→ EXERCISE REQUIREMENTS
In your copy, leave out the pictures; write out all the data exactly.

→ TASK INPUTS
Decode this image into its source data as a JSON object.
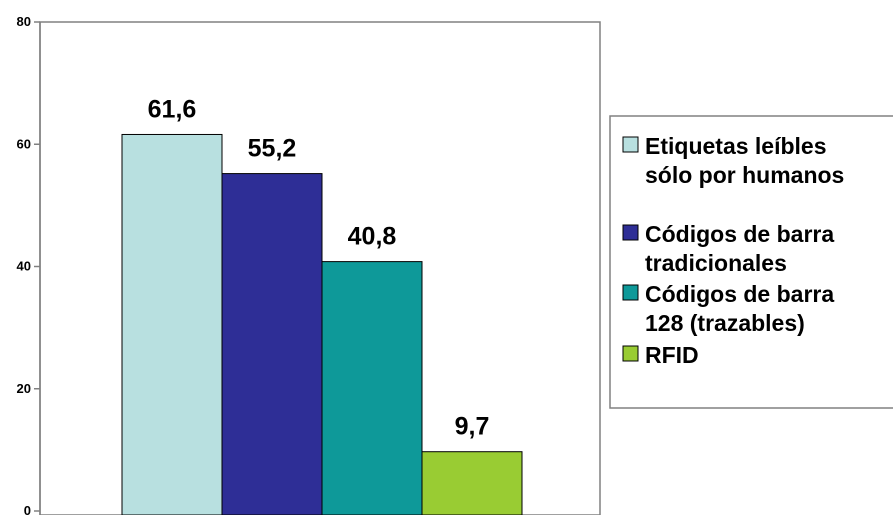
{
  "chart_data": {
    "type": "bar",
    "title": "",
    "xlabel": "",
    "ylabel": "",
    "ylim": [
      0,
      80
    ],
    "yticks": [
      "0",
      "20",
      "40",
      "60",
      "80"
    ],
    "grid": false,
    "legend_position": "right",
    "series": [
      {
        "name": "Etiquetas leíbles sólo por humanos",
        "legend_lines": [
          "Etiquetas leíbles",
          "sólo por humanos"
        ],
        "value": 61.6,
        "label": "61,6",
        "color": "#b8e0e0"
      },
      {
        "name": "Códigos de barra tradicionales",
        "legend_lines": [
          "Códigos de barra",
          "tradicionales"
        ],
        "value": 55.2,
        "label": "55,2",
        "color": "#2e2e96"
      },
      {
        "name": "Códigos de barra 128 (trazables)",
        "legend_lines": [
          "Códigos de barra",
          "128 (trazables)"
        ],
        "value": 40.8,
        "label": "40,8",
        "color": "#0e9999"
      },
      {
        "name": "RFID",
        "legend_lines": [
          "RFID"
        ],
        "value": 9.7,
        "label": "9,7",
        "color": "#99cc33"
      }
    ]
  }
}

→ SOLUTION BELOW
Decode this image into its source data as a JSON object.
{
  "chart_data": {
    "type": "bar",
    "title": "",
    "xlabel": "",
    "ylabel": "",
    "ylim": [
      0,
      80
    ],
    "yticks": [
      "0",
      "20",
      "40",
      "60",
      "80"
    ],
    "grid": false,
    "legend_position": "right",
    "series": [
      {
        "name": "Etiquetas leíbles sólo por humanos",
        "legend_lines": [
          "Etiquetas leíbles",
          "sólo por humanos"
        ],
        "value": 61.6,
        "label": "61,6",
        "color": "#b8e0e0"
      },
      {
        "name": "Códigos de barra tradicionales",
        "legend_lines": [
          "Códigos de barra",
          "tradicionales"
        ],
        "value": 55.2,
        "label": "55,2",
        "color": "#2e2e96"
      },
      {
        "name": "Códigos de barra 128 (trazables)",
        "legend_lines": [
          "Códigos de barra",
          "128 (trazables)"
        ],
        "value": 40.8,
        "label": "40,8",
        "color": "#0e9999"
      },
      {
        "name": "RFID",
        "legend_lines": [
          "RFID"
        ],
        "value": 9.7,
        "label": "9,7",
        "color": "#99cc33"
      }
    ]
  }
}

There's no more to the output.